* 任务目标 A
将记录从开头到包含“The deck base 1 is at (827, 434).”的那一行（含该行）整理成两列 CSV，列名分别为“输入”和“结果”。每条记录占一行，依次填入其文本和答案，每个字段都加引号，字段内的换行改为空格。

* 原文来源
——————————

PyTorch - Hub 模块

什么是 hub
使用示例
支持 Colab
对于模型发布者
更多资料

什么是 hub

hub（modelzoo）主要用来调用其他人训练好的模型和参数
Facebook官方博客表示，PyTorch Hub是一个简易API和工作流程，为复现研究提供了基本构建模块，包含预训练模型库。
并且，PyTorch Hub还支持Colab，能与论文代码结合网站Papers With Code集成，用于更广泛的研究。

github：https://github.com/pytorch/hub
模型：https://pytorch.org/hub/research-models

使用示例

import torch
model = torch.hub.load('pytorch/vision:v0.4.2', 'deeplabv3_resnet101', pretrained=True)
model.eval()
# 下载会显示下载数据和进度
# Downloading: "https://github.com/pytorch/vision/archive/v0.4.2.zip" to /Users/xx/.cache/torch/hub/v0.4.2.zip
# Downloading: "https://download.pytorch.org/models/resnet101-5d3b4d8f.pth" to /Users/xx/.cache/torch/hub/checkpoints/resnet101-5d3b4d8f.pth

Downloading: "https://github.com/pytorch/vision/archive/v0.4.2.zip" to /Users/shushu/.cache/torch/hub/v0.4.2.zip
Downloading: "https://download.pytorch.org/models/resnet101-5d3b4d8f.pth" to /Users/shushu/.cache/torch/hub/checkpoints/resnet101-5d3b4d8f.pth

HBox(children=(IntProgress(value=0, max=178728960), HTML(value='')))

torch.hub.list('pytorch/vision:v0.4.2')

——————————

* 任务目标 B
接着这篇介绍 PyTorch Hub 模块的文字，从其最后一句之后往下续写。

——————————

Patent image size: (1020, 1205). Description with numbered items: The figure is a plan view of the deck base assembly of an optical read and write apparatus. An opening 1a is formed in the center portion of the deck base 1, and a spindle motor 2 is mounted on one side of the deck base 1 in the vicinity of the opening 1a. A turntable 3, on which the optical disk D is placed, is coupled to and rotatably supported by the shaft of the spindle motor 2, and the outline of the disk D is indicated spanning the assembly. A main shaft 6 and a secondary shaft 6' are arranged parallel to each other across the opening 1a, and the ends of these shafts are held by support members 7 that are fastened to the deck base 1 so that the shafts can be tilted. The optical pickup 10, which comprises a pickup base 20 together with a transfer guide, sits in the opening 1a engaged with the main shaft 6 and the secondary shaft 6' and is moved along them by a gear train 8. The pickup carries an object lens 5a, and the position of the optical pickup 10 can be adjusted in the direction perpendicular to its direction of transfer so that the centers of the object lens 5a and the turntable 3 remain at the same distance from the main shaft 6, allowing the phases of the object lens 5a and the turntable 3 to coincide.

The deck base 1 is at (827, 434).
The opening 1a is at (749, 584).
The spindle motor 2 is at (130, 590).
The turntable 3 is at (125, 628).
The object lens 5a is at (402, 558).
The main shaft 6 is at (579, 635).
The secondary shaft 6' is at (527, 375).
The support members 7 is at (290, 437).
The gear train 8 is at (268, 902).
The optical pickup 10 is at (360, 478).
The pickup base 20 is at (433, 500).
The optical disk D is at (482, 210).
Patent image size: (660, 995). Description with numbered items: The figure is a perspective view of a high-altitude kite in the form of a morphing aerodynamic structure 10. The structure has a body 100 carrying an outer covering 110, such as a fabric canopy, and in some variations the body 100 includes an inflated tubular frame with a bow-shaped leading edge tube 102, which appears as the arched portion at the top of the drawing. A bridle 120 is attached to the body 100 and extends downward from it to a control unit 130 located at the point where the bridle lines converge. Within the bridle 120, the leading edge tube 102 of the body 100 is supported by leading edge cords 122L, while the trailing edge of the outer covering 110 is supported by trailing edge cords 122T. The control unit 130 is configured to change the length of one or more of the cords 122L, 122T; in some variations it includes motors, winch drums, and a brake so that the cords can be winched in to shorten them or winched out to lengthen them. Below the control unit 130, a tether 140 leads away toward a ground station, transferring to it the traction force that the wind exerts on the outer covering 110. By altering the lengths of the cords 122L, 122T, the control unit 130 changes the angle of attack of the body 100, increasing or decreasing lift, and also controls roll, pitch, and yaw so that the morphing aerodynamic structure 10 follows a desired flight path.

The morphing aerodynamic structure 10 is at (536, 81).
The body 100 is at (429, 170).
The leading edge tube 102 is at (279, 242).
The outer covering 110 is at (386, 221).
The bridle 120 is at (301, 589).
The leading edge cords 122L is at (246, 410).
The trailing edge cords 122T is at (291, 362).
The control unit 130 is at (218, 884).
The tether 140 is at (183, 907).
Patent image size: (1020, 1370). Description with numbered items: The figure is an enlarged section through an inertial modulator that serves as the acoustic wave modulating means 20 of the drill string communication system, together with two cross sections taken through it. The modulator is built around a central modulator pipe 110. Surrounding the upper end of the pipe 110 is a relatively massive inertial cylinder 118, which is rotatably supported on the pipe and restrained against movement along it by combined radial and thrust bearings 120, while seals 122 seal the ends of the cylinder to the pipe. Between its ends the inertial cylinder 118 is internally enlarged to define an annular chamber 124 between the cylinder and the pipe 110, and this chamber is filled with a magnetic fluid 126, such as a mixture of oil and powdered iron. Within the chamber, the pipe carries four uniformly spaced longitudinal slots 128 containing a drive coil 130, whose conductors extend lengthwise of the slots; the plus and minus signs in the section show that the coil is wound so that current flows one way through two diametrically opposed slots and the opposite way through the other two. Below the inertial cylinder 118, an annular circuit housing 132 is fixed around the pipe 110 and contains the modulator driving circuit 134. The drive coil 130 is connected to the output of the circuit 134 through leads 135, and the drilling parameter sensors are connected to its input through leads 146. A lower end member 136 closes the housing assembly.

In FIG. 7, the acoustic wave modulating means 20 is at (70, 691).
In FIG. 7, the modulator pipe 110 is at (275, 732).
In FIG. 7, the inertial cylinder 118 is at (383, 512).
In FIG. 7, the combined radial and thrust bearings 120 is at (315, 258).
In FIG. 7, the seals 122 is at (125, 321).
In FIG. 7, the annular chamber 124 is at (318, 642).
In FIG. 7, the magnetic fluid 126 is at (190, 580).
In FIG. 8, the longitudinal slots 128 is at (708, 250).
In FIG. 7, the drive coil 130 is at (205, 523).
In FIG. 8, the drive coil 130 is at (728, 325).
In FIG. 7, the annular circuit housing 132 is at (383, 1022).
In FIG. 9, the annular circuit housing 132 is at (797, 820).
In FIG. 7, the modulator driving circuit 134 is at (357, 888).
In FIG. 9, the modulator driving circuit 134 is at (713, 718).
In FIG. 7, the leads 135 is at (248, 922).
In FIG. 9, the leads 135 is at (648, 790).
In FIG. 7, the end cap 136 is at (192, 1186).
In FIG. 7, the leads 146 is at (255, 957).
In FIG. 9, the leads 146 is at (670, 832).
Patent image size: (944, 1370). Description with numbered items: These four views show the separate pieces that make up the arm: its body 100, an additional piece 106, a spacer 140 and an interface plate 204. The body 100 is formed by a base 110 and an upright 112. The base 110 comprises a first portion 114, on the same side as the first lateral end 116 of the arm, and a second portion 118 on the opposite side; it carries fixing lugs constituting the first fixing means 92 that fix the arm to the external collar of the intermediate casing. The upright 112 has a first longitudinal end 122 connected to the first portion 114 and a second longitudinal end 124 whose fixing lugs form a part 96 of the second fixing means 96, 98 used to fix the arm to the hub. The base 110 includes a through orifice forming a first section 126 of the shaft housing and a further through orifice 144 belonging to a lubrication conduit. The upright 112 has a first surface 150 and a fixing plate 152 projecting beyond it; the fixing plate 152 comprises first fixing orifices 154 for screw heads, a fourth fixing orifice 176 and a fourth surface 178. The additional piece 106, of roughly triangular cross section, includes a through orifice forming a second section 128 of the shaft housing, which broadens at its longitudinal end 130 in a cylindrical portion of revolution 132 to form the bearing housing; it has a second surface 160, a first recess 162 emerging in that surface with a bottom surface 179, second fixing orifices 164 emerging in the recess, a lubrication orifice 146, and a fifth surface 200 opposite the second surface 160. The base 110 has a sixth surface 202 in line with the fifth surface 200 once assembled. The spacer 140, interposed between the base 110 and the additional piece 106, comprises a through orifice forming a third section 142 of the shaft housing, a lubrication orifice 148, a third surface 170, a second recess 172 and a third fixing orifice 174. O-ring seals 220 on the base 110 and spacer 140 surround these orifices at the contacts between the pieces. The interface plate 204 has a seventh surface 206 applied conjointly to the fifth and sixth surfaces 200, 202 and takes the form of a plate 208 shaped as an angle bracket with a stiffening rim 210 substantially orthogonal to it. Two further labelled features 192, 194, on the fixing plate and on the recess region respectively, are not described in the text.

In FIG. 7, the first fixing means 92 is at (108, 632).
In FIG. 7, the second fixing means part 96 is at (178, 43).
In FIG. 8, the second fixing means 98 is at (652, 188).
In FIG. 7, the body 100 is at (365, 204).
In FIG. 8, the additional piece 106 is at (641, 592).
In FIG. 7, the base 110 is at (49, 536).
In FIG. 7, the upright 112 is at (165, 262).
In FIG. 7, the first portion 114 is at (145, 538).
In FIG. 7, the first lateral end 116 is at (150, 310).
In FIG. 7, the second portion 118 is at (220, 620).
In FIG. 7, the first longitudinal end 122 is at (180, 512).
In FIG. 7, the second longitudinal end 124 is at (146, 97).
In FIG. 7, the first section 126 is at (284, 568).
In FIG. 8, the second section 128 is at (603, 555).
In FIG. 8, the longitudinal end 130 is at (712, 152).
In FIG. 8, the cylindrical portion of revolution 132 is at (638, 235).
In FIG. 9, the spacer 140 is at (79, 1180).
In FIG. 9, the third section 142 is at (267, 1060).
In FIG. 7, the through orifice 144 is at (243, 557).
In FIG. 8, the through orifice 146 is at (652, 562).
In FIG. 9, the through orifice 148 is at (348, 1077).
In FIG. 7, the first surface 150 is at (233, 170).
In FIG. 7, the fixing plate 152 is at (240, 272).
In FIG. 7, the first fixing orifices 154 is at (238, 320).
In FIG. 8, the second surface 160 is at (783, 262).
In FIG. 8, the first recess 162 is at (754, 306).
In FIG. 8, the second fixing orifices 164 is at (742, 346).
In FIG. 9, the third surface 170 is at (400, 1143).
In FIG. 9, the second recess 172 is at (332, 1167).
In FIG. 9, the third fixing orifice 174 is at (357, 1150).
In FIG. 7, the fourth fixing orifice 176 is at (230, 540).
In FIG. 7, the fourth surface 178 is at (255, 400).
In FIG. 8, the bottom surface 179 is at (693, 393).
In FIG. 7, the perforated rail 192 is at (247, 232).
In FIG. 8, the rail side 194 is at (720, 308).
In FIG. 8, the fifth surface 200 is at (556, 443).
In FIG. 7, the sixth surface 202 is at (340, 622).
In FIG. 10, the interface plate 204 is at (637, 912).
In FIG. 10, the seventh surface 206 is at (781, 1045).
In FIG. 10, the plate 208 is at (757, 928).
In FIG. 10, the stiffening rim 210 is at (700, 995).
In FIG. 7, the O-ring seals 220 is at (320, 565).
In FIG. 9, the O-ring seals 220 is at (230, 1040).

——————————

* 输出结果 A
输入,结果
"Patent image size: (1020, 1205). Description with numbered items: The figure is a plan view of the deck base assembly of an optical read and write apparatus. An opening 1a is formed in the center portion of the deck base 1, and a spindle motor 2 is mounted on one side of the deck base 1 in the vicinity of the opening 1a. A turntable 3, on which the optical disk D is placed, is coupled to and rotatably supported by the shaft of the spindle motor 2, and the outline of the disk D is indicated spanning the assembly. A main shaft 6 and a secondary shaft 6' are arranged parallel to each other across the opening 1a, and the ends of these shafts are held by support members 7 that are fastened to the deck base 1 so that the shafts can be tilted. The optical pickup 10, which comprises a pickup base 20 together with a transfer guide, sits in the opening 1a engaged with the main shaft 6 and the secondary shaft 6' and is moved along them by a gear train 8. The pickup carries an object lens 5a, and the position of the optical pickup 10 can be adjusted in the direction perpendicular to its direction of transfer so that the centers of the object lens 5a and the turntable 3 remain at the same distance from the main shaft 6, allowing the phases of the object lens 5a and the turntable 3 to coincide.","The deck base 1 is at (827, 434)."

* 输出结果 B
Using cache found in C:\Users\Administrator/.cache\torch\hub\pytorch_vision_v0.4.2

['alexnet',
 'deeplabv3_resnet101',
 'densenet121',
 'densenet161',
 'densenet169',
 'densenet201',
 'fcn_resnet101',
 'googlenet',
 'inception_v3',
 'mobilenet_v2',
 'resnet101',
 'resnet152',
 'resnet18',
 'resnet34',
 'resnet50',
 'resnext101_32x8d',
 'resnext50_32x4d',
 'shufflenet_v2_x0_5',
 'shufflenet_v2_x1_0',
 'squeezenet1_0',
 'squeezenet1_1',
 'vgg11',
 'vgg11_bn',
 'vgg13',
 'vgg13_bn',
 'vgg16',
 'vgg16_bn',
 'vgg19',
 'vgg19_bn',
 'wide_resnet101_2',
 'wide_resnet50_2']

# Download an example image from the pytorch website
import urllib
url, filename = ("https://github.com/pytorch/hub/raw/master/dog.jpg", "dog.jpg")
try: urllib.URLopener().retrieve(url, filename)
except: urllib.request.urlretrieve(url, filename)

# sample execution (requires torchvision)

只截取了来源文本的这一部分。